**Exercise input:**
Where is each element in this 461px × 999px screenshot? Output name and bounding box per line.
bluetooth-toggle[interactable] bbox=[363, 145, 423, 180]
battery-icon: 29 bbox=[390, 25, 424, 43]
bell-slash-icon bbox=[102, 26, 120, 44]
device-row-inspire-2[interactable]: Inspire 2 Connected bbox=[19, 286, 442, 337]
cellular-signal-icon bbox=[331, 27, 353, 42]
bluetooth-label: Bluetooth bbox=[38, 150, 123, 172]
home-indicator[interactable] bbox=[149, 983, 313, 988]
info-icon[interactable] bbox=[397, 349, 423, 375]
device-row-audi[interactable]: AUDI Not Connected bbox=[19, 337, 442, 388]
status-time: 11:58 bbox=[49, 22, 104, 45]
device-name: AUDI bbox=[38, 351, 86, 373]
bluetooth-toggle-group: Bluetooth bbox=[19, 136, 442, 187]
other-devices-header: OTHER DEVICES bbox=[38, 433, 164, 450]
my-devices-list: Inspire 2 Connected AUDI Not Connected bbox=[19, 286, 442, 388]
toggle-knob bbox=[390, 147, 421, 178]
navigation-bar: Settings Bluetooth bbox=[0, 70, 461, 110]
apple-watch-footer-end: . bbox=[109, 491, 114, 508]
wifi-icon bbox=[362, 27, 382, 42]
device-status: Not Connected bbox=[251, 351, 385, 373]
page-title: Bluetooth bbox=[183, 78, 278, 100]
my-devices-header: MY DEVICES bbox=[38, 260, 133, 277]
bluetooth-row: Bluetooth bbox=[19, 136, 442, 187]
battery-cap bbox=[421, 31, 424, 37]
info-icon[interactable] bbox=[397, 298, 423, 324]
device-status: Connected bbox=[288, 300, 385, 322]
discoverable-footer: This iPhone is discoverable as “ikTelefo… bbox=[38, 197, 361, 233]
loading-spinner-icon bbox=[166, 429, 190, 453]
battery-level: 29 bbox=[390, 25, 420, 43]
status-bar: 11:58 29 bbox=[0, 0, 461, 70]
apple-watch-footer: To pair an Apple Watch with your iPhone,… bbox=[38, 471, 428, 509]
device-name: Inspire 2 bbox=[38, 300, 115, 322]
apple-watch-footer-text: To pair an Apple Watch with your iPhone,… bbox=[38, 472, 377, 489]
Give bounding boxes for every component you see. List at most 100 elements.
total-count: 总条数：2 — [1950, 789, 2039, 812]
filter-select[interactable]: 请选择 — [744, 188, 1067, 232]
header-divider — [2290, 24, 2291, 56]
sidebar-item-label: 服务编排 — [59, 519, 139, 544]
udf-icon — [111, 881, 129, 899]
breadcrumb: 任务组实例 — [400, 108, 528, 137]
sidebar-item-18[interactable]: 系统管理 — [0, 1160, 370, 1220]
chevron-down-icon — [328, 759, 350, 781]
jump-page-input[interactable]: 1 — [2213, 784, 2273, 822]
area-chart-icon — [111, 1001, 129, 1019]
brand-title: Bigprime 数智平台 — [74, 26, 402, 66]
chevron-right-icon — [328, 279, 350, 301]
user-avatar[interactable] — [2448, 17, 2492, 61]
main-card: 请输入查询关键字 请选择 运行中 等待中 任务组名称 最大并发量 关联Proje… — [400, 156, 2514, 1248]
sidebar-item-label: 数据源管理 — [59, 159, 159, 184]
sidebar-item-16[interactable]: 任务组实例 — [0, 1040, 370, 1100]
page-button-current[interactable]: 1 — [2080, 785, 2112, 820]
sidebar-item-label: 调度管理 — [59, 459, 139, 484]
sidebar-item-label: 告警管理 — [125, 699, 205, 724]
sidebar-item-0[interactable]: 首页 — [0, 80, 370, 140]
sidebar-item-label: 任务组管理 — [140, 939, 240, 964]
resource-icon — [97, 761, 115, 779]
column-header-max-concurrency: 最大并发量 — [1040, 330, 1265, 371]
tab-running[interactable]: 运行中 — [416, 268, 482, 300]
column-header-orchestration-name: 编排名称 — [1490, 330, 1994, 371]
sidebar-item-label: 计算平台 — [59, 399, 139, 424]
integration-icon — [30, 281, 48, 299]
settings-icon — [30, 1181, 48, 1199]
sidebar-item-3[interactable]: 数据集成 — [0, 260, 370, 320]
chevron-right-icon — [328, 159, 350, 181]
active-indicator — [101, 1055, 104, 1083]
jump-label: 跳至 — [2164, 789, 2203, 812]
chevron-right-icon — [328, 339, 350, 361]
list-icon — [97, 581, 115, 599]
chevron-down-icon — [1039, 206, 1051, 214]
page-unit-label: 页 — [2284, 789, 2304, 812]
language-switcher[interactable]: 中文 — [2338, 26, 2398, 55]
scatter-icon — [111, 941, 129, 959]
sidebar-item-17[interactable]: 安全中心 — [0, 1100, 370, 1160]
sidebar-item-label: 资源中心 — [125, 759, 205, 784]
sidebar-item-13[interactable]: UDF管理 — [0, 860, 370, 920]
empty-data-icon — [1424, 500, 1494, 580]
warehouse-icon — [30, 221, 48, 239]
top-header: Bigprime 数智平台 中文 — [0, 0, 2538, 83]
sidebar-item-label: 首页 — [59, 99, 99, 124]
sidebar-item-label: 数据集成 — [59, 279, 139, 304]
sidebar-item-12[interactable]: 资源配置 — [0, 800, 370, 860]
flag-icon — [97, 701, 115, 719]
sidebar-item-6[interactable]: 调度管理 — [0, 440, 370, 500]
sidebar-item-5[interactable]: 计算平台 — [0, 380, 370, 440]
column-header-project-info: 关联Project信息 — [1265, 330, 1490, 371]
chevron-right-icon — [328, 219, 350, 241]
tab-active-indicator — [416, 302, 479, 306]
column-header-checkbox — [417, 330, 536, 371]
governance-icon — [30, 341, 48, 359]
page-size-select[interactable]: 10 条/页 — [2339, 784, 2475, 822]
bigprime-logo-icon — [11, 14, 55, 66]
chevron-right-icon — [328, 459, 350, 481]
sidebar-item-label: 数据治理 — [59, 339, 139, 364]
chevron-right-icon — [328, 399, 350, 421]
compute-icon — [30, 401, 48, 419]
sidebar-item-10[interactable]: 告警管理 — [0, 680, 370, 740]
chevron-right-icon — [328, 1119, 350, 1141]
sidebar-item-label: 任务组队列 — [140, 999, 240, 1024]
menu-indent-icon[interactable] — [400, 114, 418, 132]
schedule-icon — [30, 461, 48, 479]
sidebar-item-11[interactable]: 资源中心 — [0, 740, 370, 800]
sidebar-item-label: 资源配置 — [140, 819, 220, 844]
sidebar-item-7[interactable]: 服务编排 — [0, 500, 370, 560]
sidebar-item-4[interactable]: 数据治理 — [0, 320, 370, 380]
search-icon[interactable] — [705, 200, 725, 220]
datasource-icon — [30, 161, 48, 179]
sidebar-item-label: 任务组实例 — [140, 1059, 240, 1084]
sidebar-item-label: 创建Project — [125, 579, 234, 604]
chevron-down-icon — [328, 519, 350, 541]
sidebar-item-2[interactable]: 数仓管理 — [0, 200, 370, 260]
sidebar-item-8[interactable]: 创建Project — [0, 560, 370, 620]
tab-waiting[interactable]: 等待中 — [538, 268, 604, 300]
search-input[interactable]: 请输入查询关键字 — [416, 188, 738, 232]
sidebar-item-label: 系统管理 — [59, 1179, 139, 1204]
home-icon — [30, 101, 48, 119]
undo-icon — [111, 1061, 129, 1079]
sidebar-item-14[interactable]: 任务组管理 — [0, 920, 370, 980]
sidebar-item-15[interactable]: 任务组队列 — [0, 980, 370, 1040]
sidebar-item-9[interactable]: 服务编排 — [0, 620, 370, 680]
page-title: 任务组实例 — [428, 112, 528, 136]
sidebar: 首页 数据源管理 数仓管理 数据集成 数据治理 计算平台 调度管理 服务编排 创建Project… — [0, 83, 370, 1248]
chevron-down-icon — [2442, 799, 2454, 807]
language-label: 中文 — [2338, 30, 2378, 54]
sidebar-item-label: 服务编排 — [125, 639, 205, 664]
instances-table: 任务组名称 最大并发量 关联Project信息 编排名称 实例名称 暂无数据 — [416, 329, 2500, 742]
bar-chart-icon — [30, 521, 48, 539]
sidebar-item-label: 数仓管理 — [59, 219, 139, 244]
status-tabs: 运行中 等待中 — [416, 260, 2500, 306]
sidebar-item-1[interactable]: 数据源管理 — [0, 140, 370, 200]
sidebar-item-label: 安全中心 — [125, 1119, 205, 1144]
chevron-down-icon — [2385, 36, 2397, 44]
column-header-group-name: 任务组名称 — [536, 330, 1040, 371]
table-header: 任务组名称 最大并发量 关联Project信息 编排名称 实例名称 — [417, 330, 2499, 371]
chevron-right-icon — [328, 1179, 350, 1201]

**Exercise description:** Edit the records from their first line up to and including the line containing "page-title: Bluetooth bbox=[183, 78, 278, 100]", replacing "Not Connected" with "Disconnected" and leaving everything else unchanged. Return only those lines.

**Reply to the exercise:**
Where is each element in this 461px × 999px screenshot? Output name and bounding box per line.
bluetooth-toggle[interactable] bbox=[363, 145, 423, 180]
battery-icon: 29 bbox=[390, 25, 424, 43]
bell-slash-icon bbox=[102, 26, 120, 44]
device-row-inspire-2[interactable]: Inspire 2 Connected bbox=[19, 286, 442, 337]
cellular-signal-icon bbox=[331, 27, 353, 42]
bluetooth-label: Bluetooth bbox=[38, 150, 123, 172]
home-indicator[interactable] bbox=[149, 983, 313, 988]
info-icon[interactable] bbox=[397, 349, 423, 375]
device-row-audi[interactable]: AUDI Disconnected bbox=[19, 337, 442, 388]
status-time: 11:58 bbox=[49, 22, 104, 45]
device-name: AUDI bbox=[38, 351, 86, 373]
bluetooth-toggle-group: Bluetooth bbox=[19, 136, 442, 187]
other-devices-header: OTHER DEVICES bbox=[38, 433, 164, 450]
my-devices-list: Inspire 2 Connected AUDI Disconnected bbox=[19, 286, 442, 388]
toggle-knob bbox=[390, 147, 421, 178]
navigation-bar: Settings Bluetooth bbox=[0, 70, 461, 110]
apple-watch-footer-end: . bbox=[109, 491, 114, 508]
wifi-icon bbox=[362, 27, 382, 42]
device-status: Disconnected bbox=[251, 351, 385, 373]
page-title: Bluetooth bbox=[183, 78, 278, 100]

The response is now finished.